Collected data

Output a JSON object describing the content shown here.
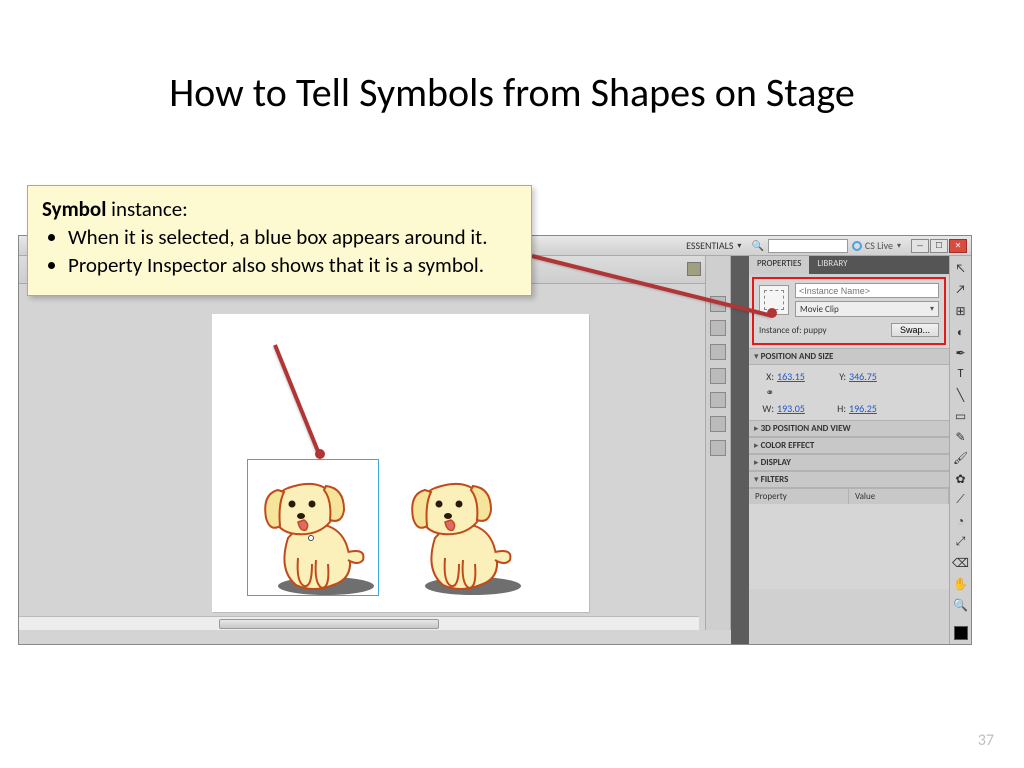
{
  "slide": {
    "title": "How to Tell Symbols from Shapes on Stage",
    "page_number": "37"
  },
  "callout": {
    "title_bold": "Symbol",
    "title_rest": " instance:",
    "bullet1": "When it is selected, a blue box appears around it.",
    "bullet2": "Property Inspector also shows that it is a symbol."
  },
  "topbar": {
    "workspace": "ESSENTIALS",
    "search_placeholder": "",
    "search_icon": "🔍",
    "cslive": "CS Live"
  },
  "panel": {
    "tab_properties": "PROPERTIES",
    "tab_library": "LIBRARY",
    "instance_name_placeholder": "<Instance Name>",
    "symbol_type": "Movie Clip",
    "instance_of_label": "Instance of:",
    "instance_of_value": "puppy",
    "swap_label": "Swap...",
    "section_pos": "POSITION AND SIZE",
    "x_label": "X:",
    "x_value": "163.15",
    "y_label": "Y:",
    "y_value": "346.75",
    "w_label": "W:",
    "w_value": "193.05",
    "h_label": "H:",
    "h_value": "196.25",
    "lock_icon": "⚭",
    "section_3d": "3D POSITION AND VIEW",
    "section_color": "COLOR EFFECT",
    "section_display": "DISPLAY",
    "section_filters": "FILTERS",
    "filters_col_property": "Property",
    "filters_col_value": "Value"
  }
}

* **Task goal**
Return every line above in which the string "POSITION" occurs.

* **Finished task**
    "section_pos": "POSITION AND SIZE",
    "section_3d": "3D POSITION AND VIEW",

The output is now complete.